## start
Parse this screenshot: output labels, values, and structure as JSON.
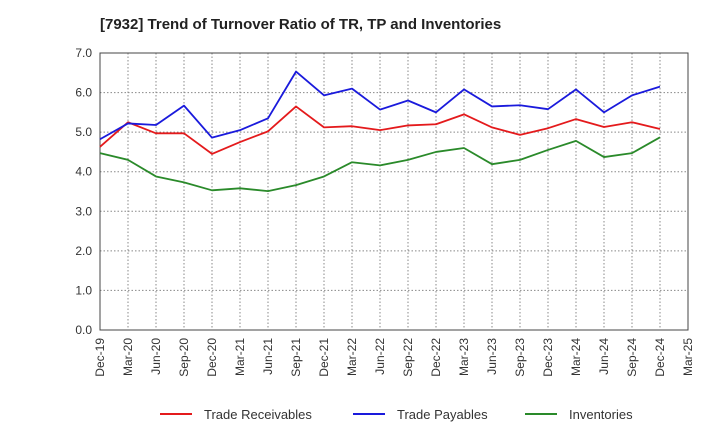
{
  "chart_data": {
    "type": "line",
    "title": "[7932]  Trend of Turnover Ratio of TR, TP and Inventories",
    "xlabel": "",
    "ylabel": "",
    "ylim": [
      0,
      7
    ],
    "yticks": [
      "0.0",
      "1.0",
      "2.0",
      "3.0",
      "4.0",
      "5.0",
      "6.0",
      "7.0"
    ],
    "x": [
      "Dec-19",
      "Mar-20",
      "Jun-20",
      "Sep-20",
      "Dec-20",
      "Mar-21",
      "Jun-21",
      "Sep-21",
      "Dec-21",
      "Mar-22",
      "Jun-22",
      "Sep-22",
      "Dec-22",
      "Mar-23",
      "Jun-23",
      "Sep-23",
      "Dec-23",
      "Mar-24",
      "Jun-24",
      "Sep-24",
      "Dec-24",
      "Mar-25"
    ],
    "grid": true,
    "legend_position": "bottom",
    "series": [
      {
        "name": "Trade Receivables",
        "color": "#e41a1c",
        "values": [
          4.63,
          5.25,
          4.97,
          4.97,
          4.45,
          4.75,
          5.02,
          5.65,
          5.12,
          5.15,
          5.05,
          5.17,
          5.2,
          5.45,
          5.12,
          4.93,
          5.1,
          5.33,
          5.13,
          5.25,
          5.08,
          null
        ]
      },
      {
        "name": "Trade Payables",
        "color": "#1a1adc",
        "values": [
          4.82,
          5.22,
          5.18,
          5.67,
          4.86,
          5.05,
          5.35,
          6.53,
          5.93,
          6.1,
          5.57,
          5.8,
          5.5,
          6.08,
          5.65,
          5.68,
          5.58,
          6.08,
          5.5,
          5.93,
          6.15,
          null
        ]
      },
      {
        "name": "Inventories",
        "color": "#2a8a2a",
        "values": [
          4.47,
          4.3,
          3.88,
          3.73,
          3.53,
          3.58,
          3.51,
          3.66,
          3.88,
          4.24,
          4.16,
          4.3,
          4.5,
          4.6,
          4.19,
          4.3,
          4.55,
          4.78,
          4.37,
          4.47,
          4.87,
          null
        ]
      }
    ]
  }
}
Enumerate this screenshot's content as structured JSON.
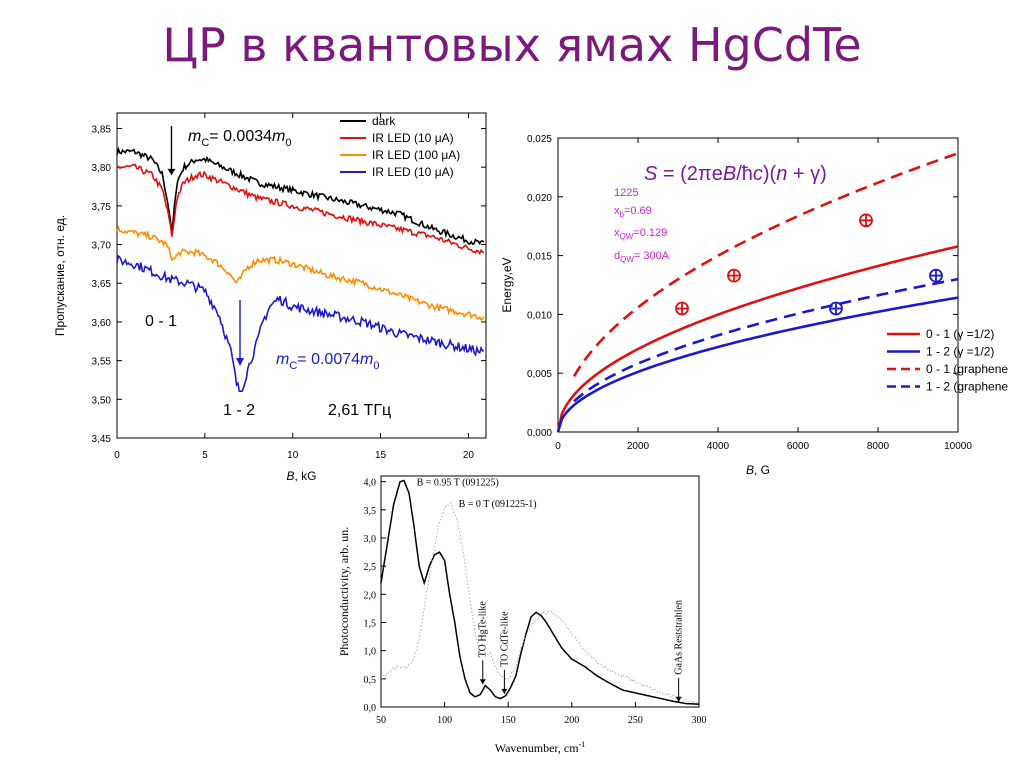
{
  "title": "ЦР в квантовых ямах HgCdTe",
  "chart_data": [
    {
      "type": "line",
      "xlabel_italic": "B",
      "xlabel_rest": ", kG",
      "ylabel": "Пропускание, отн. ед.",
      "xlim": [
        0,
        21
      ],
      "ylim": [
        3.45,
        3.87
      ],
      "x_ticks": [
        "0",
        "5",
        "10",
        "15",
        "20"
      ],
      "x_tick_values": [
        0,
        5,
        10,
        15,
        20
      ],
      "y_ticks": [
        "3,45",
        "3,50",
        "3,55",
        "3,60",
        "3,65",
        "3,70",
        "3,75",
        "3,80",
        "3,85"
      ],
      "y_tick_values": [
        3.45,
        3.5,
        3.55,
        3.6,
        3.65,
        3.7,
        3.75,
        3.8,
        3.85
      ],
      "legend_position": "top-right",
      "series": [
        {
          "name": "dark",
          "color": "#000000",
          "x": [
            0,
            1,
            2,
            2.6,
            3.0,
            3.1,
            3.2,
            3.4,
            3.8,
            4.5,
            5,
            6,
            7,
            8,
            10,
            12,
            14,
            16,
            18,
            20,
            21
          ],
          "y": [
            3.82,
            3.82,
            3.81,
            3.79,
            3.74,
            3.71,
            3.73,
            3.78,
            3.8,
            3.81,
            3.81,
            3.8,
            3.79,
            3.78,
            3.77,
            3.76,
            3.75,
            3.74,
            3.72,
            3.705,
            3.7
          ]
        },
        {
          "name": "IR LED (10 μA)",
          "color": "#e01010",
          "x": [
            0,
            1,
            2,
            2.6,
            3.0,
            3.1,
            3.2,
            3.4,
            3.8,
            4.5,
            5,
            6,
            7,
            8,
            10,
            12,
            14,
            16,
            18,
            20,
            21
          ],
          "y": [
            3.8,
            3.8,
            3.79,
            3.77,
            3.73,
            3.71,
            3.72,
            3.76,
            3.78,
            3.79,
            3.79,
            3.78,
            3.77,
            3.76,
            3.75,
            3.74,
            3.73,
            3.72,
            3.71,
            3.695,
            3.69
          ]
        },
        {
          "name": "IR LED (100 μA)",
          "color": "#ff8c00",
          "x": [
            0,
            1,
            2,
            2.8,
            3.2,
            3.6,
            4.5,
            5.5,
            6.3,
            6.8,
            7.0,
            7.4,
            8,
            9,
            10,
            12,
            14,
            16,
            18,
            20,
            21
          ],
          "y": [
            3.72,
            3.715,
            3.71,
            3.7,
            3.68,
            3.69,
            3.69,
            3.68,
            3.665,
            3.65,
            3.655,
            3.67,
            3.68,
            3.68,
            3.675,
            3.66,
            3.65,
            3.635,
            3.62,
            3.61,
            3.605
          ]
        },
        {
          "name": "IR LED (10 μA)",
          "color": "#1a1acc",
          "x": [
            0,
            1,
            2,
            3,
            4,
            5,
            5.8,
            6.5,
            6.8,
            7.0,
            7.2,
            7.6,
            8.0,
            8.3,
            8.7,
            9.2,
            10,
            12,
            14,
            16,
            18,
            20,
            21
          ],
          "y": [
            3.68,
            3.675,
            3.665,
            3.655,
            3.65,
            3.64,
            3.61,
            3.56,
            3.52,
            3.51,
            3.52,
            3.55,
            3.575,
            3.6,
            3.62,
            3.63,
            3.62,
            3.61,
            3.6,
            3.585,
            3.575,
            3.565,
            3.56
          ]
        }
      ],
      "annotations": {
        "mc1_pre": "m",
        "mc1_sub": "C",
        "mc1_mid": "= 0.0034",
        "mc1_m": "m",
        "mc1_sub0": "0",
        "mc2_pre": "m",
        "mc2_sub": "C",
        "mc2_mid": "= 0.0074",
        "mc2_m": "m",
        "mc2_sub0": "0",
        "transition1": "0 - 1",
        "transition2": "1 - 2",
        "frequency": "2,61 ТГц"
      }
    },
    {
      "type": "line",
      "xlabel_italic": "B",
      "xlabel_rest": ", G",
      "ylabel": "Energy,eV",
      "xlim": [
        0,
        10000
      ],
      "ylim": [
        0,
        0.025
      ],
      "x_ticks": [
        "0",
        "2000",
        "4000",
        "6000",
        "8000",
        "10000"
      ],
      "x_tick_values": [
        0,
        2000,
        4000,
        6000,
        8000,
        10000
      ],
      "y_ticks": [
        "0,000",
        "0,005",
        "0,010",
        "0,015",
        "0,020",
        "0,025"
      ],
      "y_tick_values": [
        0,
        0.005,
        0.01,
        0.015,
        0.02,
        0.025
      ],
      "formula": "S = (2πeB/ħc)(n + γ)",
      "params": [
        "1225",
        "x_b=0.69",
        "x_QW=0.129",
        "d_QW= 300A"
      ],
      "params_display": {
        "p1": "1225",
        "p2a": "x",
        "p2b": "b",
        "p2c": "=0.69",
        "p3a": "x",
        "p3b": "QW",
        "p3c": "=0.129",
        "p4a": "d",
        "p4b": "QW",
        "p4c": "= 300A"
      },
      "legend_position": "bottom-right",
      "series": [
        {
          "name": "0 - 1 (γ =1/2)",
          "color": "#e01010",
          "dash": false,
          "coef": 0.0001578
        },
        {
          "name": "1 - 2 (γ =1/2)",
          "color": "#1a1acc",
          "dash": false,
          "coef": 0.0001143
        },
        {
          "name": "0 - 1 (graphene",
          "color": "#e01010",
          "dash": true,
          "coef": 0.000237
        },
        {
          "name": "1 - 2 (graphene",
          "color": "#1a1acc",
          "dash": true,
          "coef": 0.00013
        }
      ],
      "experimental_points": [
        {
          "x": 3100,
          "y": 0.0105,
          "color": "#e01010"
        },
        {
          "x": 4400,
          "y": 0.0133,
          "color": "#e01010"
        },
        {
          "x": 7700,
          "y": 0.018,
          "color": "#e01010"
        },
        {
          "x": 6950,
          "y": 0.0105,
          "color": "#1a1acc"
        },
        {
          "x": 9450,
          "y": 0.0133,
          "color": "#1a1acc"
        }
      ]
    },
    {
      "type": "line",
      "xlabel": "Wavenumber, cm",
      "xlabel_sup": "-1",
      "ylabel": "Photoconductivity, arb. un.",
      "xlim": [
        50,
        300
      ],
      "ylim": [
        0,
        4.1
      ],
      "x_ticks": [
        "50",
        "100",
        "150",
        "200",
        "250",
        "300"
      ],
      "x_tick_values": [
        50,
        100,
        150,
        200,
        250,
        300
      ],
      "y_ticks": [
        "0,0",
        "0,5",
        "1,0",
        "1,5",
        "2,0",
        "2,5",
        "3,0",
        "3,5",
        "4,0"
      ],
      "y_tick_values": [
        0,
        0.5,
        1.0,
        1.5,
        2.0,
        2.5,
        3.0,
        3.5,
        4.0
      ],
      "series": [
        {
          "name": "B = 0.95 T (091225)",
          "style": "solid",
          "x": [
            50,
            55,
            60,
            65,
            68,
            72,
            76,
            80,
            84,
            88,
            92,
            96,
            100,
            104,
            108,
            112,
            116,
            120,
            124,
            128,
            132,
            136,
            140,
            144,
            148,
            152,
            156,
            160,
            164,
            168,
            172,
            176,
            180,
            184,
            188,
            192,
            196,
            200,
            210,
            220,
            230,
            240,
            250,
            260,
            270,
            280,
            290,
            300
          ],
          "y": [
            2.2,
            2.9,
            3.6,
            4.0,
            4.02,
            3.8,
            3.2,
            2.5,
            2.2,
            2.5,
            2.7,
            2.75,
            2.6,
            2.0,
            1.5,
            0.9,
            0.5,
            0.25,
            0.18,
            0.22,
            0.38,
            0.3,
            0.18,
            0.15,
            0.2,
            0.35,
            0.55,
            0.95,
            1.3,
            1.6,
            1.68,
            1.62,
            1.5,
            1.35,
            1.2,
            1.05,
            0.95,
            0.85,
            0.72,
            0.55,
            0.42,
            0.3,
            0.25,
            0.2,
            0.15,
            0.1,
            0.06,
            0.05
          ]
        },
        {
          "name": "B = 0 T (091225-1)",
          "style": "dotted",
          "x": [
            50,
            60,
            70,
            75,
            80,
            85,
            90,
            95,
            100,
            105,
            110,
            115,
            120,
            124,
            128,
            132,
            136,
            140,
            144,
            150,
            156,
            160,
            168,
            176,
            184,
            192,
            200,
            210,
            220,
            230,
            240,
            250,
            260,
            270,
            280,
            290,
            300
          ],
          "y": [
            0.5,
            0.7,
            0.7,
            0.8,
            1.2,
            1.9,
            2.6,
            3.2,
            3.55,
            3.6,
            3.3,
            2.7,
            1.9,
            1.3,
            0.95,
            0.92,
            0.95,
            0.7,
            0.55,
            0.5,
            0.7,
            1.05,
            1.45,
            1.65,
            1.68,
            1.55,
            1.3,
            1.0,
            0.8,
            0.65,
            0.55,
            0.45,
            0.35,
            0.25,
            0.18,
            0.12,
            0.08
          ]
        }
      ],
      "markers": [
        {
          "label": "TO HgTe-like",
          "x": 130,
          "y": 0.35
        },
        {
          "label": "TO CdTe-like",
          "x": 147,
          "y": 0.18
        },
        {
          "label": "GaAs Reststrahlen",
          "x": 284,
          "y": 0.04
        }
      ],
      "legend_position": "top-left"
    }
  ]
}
## end
## start
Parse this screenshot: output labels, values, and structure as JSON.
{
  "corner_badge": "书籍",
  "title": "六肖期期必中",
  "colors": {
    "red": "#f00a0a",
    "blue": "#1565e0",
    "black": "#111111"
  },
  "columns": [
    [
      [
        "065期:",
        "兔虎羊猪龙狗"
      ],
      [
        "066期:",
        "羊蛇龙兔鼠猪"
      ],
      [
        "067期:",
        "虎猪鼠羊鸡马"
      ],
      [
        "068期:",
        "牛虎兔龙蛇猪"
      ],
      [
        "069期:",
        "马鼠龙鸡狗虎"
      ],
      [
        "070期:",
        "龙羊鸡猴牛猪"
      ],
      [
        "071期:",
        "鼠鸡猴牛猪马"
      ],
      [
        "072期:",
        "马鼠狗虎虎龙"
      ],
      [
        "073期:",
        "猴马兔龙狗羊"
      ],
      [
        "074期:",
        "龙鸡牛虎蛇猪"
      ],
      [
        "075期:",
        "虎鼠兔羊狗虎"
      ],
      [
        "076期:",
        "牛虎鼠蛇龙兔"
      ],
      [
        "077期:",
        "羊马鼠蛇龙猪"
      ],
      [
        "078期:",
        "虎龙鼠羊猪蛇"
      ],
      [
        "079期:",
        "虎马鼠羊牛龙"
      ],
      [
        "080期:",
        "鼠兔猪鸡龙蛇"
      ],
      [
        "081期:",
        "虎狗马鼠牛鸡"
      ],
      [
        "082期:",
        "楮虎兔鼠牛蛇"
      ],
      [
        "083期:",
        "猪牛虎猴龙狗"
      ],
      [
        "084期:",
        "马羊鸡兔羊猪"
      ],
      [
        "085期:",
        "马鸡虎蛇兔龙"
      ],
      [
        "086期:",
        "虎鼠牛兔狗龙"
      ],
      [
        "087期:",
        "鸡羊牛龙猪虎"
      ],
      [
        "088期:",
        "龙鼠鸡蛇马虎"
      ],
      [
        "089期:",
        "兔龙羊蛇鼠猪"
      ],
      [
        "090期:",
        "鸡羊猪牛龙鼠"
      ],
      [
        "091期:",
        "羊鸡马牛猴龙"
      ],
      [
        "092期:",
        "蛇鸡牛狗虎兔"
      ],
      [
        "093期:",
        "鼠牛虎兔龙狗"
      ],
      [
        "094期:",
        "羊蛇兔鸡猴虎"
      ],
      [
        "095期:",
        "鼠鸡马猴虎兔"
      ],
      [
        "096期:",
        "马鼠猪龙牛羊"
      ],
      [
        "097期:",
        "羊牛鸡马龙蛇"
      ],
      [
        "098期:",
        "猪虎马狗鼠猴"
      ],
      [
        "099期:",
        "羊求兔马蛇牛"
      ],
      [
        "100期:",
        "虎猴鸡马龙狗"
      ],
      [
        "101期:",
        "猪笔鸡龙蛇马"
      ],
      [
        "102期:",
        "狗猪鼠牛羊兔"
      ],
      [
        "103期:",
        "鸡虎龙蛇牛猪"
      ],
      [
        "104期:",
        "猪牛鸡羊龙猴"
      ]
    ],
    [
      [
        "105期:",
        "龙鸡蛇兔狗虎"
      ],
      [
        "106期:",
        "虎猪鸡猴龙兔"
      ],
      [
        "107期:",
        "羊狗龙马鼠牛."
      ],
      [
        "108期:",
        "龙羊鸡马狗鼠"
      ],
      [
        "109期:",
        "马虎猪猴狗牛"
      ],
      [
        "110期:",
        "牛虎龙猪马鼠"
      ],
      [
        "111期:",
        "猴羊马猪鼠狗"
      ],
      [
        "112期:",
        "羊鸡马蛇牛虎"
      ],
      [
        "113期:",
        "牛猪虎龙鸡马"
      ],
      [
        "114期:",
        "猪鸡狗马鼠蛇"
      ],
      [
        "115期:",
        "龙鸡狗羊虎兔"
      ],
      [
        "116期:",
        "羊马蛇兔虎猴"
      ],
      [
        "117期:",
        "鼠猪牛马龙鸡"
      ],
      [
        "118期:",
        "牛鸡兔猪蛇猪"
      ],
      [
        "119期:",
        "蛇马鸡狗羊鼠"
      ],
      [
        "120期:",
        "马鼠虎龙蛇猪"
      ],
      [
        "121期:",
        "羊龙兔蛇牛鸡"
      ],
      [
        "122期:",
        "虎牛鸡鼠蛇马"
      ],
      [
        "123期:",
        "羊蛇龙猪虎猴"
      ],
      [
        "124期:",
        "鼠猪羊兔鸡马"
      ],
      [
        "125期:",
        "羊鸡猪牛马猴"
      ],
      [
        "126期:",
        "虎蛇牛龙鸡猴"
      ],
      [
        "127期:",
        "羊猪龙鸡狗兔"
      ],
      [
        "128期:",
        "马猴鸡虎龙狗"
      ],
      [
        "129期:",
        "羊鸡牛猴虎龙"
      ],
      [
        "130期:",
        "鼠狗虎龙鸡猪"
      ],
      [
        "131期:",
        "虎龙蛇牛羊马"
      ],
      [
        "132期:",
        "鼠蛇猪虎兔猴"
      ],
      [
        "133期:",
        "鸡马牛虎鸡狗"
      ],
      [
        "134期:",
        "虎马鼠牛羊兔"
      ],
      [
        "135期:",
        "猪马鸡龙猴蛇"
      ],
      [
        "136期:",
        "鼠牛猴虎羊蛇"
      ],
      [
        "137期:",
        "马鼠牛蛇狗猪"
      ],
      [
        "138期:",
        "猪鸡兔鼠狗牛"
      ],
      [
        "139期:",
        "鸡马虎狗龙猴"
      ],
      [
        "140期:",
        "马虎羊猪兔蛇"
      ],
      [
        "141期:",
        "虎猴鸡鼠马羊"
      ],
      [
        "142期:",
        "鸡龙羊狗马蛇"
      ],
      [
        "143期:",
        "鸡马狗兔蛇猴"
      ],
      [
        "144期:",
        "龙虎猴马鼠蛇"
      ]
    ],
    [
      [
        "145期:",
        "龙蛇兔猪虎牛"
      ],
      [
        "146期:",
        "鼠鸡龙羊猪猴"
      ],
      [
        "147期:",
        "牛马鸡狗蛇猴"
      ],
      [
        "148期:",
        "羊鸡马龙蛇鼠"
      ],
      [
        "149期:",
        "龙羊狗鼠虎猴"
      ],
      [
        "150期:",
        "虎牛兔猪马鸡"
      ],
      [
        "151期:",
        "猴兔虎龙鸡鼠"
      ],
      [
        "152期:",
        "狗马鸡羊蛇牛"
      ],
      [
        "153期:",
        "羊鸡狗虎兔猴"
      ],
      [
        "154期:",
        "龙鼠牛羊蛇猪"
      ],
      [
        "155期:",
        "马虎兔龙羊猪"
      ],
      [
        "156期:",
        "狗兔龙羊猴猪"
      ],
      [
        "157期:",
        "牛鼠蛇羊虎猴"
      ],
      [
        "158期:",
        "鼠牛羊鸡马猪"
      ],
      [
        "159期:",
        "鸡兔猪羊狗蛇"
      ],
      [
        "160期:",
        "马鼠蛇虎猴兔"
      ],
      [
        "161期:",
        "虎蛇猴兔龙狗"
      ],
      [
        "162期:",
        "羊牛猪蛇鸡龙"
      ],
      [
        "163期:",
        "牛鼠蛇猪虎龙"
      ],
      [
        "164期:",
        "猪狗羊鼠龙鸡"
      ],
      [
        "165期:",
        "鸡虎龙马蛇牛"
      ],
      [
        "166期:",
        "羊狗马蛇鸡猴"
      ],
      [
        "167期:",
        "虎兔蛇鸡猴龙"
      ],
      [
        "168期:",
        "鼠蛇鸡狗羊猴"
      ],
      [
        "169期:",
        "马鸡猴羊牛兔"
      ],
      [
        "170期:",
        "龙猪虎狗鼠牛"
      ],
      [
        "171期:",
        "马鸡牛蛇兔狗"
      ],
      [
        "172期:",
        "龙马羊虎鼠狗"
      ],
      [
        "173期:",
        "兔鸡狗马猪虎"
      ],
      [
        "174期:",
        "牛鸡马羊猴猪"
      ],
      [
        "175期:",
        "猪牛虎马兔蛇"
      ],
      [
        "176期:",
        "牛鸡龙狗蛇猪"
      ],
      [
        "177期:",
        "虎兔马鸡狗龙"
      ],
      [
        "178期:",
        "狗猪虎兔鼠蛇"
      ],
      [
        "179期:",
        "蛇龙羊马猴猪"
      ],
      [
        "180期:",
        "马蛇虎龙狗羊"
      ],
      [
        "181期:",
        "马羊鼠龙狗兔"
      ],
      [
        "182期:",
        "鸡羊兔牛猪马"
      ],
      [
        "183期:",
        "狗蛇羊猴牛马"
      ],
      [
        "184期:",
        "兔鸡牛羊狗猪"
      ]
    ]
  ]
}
## end
## start
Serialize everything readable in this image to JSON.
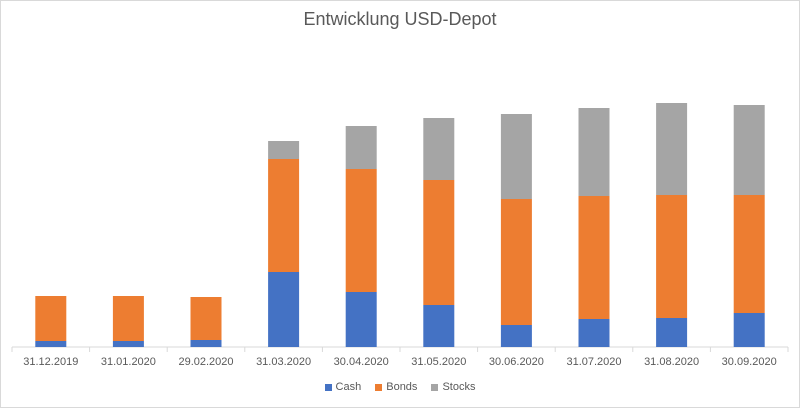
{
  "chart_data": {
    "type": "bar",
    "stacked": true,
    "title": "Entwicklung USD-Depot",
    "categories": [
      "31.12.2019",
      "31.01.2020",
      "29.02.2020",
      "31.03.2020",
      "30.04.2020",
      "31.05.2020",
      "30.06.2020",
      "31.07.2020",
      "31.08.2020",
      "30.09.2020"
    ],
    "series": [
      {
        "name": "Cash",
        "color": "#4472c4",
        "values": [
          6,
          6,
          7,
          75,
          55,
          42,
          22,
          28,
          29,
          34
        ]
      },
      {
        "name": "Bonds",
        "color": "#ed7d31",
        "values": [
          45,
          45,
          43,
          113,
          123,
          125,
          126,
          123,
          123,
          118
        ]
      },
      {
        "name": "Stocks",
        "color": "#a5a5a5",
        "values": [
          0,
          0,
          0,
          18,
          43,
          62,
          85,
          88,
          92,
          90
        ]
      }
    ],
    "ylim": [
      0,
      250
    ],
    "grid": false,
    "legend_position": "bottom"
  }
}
## end
== YOUR INSTRUCTIONS ==
From the entries above, list each line with "Trade" in it.

== THE SOLUTION ==
        "name": "Trade Receivables",
        "name": "Trade Payables",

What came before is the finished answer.